═════ PROVIDED ENTRIES ═════
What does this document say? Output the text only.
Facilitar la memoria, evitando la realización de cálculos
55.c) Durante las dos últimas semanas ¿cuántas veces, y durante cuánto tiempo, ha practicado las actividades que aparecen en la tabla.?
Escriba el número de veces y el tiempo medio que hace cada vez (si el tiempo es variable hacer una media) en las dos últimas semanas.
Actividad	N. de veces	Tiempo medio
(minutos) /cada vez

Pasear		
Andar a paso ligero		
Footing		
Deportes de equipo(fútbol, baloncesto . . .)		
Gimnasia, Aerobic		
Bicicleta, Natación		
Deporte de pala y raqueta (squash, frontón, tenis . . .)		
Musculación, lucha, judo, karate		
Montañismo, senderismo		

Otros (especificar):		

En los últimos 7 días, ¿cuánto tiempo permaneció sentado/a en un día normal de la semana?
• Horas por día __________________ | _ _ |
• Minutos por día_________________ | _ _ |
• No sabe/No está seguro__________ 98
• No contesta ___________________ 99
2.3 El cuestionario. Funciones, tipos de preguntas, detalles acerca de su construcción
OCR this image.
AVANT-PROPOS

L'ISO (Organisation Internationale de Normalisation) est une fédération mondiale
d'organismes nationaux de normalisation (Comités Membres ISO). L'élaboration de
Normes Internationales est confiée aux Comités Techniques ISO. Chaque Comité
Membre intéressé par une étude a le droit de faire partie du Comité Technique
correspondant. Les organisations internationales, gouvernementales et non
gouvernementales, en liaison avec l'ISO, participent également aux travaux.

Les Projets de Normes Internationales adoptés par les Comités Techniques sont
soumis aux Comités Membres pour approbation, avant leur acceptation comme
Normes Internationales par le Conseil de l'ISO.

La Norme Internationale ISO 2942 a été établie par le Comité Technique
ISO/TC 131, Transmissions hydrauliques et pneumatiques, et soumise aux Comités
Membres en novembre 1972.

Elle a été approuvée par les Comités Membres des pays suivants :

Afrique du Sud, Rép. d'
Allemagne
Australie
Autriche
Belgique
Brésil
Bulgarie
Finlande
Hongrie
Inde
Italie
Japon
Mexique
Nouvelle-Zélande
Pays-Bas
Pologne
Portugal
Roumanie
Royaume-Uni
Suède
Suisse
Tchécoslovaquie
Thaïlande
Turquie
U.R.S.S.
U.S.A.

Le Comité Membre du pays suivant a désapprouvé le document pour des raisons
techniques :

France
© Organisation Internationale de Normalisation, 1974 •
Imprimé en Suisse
═════
Copy out each record from above, exactly.

## [TASK OUTPUT]
What does this document say? Output the text only.
Facilitar la memoria, evitando la realización de cálculos
55.c) Durante las dos últimas semanas ¿cuántas veces, y durante cuánto tiempo, ha practicado las actividades que aparecen en la tabla.?
Escriba el número de veces y el tiempo medio que hace cada vez (si el tiempo es variable hacer una media) en las dos últimas semanas.
Actividad	N. de veces	Tiempo medio
(minutos) /cada vez

Pasear		
Andar a paso ligero		
Footing		
Deportes de equipo(fútbol, baloncesto . . .)		
Gimnasia, Aerobic		
Bicicleta, Natación		
Deporte de pala y raqueta (squash, frontón, tenis . . .)		
Musculación, lucha, judo, karate		
Montañismo, senderismo		

Otros (especificar):		

En los últimos 7 días, ¿cuánto tiempo permaneció sentado/a en un día normal de la semana?
• Horas por día __________________ | _ _ |
• Minutos por día_________________ | _ _ |
• No sabe/No está seguro__________ 98
• No contesta ___________________ 99
2.3 El cuestionario. Funciones, tipos de preguntas, detalles acerca de su construcción
OCR this image.
AVANT-PROPOS

L'ISO (Organisation Internationale de Normalisation) est une fédération mondiale
d'organismes nationaux de normalisation (Comités Membres ISO). L'élaboration de
Normes Internationales est confiée aux Comités Techniques ISO. Chaque Comité
Membre intéressé par une étude a le droit de faire partie du Comité Technique
correspondant. Les organisations internationales, gouvernementales et non
gouvernementales, en liaison avec l'ISO, participent également aux travaux.

Les Projets de Normes Internationales adoptés par les Comités Techniques sont
soumis aux Comités Membres pour approbation, avant leur acceptation comme
Normes Internationales par le Conseil de l'ISO.

La Norme Internationale ISO 2942 a été établie par le Comité Technique
ISO/TC 131, Transmissions hydrauliques et pneumatiques, et soumise aux Comités
Membres en novembre 1972.

Elle a été approuvée par les Comités Membres des pays suivants :

Afrique du Sud, Rép. d'
Allemagne
Australie
Autriche
Belgique
Brésil
Bulgarie
Finlande
Hongrie
Inde
Italie
Japon
Mexique
Nouvelle-Zélande
Pays-Bas
Pologne
Portugal
Roumanie
Royaume-Uni
Suède
Suisse
Tchécoslovaquie
Thaïlande
Turquie
U.R.S.S.
U.S.A.

Le Comité Membre du pays suivant a désapprouvé le document pour des raisons
techniques :

France
© Organisation Internationale de Normalisation, 1974 •
Imprimé en Suisse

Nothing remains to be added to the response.